***** PAGE TEXT *****

Systematic reviews (search date: up to June 2006) found four RCTs that compared oral itraconazole and oral terbinafine to treat fungal toenail infection [Crawford et al, 2002; Crawford and Ferrari, 2007].
- Data for meta-analysis could be pooled for two of the RCTs (n = 501).
- At the 1-year follow-up point, cure rates after 12 weeks of treatment were significantly lower with itraconazole 200 mg daily than with terbinafine 250 mg daily.
- A small open-label RCT (21 participants in each arm) assessed the effectiveness of three treatments for fungal nail infection [Tosti et al, 1996].
- Six months after completing treatment, that lasted 4 months for toenail infection and 2 months for fingernail infection, mycological cure rates in the different groups were:
- Pulsed itraconazole 400 mg daily for 1 week in every month: 15 of 21 (76%).
- Continuous terbinafine 250 mg daily: 18 of 19 (95%).
- Pulsed terbinafine 500 mg daily for 1 week in every month: 16 of 20 (80%).
- Cure rates were significantly lower for pulsed itraconazole 400 mg daily for 1 week per month compared with continuous terbinafine 250 mg daily (p = 0.013).
- When results for the three people with exclusive fingernail infection were excluded, there was no significant difference in cure rates between pulsed itraconazole and continuous terbinafine: 75% compared with 84%; absolute risk difference 9% (95% CI –34% to +16%).
- A double-blind RCT (n = 496) compared pulsed itraconazole (400 mg daily for 1 week in every 4 weeks) with continuous terbinafine (250 mg daily) for treatment courses of 12 weeks and 16 weeks. Cure rates for pulsed itraconazole were significantly lower than those for continuous terbinafine, for both 12-week and 16-week treatments.
- Cure rates at 72 weeks after 12 weeks of treatment, comparing itraconazole with terbinafine:
- 33% compared with 65%; absolute risk difference 33% (95% CI 21% to 44%).
- Cure rates at 72 weeks after 16 weeks of treatment, comparing itraconazole with terbinafine:
- 42% compared with 67%; absolute risk difference 25% (95% CI 13% to 37%).
- Long-term outcomes after treatment for dermatophyte toenail onychomycosis were assessed in a subgroup of 151 people [Sigurgeirsson et al, 2002]. People who had not achieved clinical cure at 18 months, or who relapsed or were reinfected, were offered an additional course of terbinafine. At final follow up (median 54 months), itraconazole was less effective than terbinafine in terms of rates of:
- Mycological cure without a second course of treatment: 13% compared with 46% (p < 0.001).

***** AVAILABLE DATA *****

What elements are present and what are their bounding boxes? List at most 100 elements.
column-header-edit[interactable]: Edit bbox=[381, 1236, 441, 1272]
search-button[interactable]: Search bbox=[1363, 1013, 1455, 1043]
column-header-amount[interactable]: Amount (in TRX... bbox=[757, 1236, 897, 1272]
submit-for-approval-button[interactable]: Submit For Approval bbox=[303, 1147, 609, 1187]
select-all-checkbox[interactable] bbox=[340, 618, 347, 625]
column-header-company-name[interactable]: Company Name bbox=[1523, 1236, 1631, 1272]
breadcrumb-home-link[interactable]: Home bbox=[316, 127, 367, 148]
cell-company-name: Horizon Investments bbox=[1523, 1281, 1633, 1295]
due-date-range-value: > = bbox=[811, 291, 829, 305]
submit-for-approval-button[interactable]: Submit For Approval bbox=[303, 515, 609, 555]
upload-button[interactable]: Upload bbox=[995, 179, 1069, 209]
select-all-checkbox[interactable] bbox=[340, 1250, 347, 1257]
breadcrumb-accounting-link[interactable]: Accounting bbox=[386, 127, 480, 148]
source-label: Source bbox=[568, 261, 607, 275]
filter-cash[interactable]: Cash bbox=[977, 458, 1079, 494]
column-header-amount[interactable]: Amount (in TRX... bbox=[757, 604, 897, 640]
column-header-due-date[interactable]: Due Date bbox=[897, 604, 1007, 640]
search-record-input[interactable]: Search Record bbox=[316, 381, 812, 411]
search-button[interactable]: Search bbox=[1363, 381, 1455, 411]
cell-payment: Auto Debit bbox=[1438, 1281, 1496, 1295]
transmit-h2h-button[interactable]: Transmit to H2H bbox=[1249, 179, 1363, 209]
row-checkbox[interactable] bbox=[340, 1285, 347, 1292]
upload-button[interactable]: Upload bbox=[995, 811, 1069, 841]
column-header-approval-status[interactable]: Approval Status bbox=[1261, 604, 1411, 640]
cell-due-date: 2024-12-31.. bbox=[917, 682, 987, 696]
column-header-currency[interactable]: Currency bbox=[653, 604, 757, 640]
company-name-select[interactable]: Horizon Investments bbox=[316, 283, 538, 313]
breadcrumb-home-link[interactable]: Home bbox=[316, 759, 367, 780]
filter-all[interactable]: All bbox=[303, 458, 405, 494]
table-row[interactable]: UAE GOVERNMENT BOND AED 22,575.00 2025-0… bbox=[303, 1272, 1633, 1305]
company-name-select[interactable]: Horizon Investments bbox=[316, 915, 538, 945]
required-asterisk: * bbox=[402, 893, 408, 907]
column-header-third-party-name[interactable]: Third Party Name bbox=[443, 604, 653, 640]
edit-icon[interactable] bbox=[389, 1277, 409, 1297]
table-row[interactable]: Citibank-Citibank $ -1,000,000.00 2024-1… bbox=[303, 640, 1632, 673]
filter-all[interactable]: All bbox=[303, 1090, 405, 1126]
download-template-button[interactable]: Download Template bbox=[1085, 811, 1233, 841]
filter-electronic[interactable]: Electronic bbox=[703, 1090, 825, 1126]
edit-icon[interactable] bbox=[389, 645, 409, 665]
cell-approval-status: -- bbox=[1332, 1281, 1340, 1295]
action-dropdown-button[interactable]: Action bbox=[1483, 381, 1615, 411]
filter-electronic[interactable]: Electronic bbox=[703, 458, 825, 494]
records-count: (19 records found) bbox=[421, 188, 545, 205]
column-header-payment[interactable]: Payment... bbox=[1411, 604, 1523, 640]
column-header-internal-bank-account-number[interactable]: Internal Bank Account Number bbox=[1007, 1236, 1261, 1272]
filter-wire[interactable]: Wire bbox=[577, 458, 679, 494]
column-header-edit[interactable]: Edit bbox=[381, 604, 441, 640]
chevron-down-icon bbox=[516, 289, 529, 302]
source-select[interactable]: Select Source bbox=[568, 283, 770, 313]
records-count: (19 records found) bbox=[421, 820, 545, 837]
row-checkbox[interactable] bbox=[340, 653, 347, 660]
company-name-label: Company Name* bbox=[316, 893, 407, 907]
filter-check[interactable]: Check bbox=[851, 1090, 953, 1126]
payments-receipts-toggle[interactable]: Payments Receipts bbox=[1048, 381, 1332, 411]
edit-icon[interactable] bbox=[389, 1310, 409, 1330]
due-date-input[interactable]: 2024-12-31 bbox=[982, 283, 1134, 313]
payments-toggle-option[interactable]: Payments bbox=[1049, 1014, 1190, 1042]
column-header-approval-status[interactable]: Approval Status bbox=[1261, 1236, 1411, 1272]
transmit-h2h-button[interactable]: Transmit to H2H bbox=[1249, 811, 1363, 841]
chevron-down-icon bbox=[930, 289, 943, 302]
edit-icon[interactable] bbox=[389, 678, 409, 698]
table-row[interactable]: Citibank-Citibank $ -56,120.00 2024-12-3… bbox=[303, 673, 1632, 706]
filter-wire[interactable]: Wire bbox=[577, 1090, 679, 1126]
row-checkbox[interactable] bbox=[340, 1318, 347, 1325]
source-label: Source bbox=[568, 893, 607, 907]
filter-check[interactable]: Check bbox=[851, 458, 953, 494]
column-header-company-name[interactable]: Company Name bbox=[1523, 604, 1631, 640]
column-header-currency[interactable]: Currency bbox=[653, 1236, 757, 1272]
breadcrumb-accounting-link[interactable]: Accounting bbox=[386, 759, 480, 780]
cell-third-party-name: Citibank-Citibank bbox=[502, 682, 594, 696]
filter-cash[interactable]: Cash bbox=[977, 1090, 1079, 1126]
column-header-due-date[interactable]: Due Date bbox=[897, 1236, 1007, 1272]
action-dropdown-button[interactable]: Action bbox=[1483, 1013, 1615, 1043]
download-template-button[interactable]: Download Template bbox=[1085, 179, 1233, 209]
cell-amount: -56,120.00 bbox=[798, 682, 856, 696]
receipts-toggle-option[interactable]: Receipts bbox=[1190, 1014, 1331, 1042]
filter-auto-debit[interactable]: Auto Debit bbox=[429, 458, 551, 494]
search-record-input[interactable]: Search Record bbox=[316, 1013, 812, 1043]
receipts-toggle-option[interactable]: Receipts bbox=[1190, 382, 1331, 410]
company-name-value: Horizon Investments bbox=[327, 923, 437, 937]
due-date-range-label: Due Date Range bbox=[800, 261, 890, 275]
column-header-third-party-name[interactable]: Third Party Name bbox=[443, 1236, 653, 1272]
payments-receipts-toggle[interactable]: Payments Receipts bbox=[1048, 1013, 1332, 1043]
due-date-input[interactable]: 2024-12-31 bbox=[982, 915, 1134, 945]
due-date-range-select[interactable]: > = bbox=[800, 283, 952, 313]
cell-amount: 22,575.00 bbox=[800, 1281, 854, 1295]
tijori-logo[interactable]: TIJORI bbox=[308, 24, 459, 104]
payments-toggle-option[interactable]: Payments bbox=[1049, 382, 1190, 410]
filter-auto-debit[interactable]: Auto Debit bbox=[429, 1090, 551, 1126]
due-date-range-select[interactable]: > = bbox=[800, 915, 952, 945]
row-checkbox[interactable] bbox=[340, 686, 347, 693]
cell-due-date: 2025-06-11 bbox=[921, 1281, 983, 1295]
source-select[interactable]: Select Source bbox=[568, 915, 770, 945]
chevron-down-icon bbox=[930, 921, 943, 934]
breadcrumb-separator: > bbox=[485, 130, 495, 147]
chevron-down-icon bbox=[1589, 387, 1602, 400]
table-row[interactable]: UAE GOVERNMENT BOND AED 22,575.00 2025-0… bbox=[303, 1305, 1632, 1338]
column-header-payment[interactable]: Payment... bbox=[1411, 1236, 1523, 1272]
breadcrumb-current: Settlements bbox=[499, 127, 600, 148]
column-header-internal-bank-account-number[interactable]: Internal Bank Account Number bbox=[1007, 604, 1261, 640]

*****

◆ CHECK YOUR UNDERSTANDING ◆
**1)** Do these statements agree with the nail-infection text? Answer yes or no for each, quoting the deciding words. (a) The small open-label RCT had 21 participants in each arm. (b) The double-blind RCT compared treatment courses of 12 weeks and 24 weeks. (c) The median final follow-up for the subgroup of 151 people was 54 months.
**2)** Can you write the next part of the nail-infection text, starting after its last sentence?
The rows come from a separate source and have no connection to the nail-infection text.

◆ RESULTS OF THE TASKS ◆
**1)** (a) Yes: "A small open-label RCT (21 participants in each arm)". (b) No: "for treatment courses of 12 weeks and 16 weeks". (c) Yes: "At final follow up (median 54 months)".

**2)**
- Clinical cure without a second course of treatment: 18% compared with 42% (p < 0.002).
- Cure rates in people who had a second course of treatment were:
- Mycological cure: 88%.
- Clinical cure after a second course of treatment: 76%.
- The quality of evidence from these four trials was assessed as very low because of the possibility of publication bias, inconsistent definitions of cure, and inconsistency in the results [Crawford and Ferrari, 2007].
CKS found two further RCTs published subsequent to the systematic reviews; their results were mixed.
- One RCT (n = 63) found pulsed itraconazole and continuous terbinafine to be similarly effective for treating dermatophyte distal and lateral subungual onychomycosis of the toenails in people with diabetes mellitus [Gupta et al, 2006].
- Participants were treated either with pulsed itraconazole 200 mg twice daily (1 week on, 3 weeks off) for 12 weeks, or with continuous terbinafine (250 mg once daily for 12 weeks).
- At week 48:
- Mycological cure rates in the itraconazole and terbinafine groups were 88% and 79% (no statistically significant difference).
- Complete cure (mycological cure with up to 10% of nail plate involvement) in the itraconazole and terbinafine groups were 53% and 52% (no statistically significant difference).
- One open-label RCT (n = 30) found pulsed itraconazole and pulsed terbinafine to be similarly effective for treating onychomycosis [Sikder et al, 2006].
- Participants were treated, for 1 week in each 4-week cycle, for 16 weeks with either itraconazole 200 mg daily or terbinafine 250 mg daily.
- At week 36:
- Clinical cure rates (no residual deformity or some deformity) in the itraconazole and terbinafine groups were 87% and 100% (p = 0.864).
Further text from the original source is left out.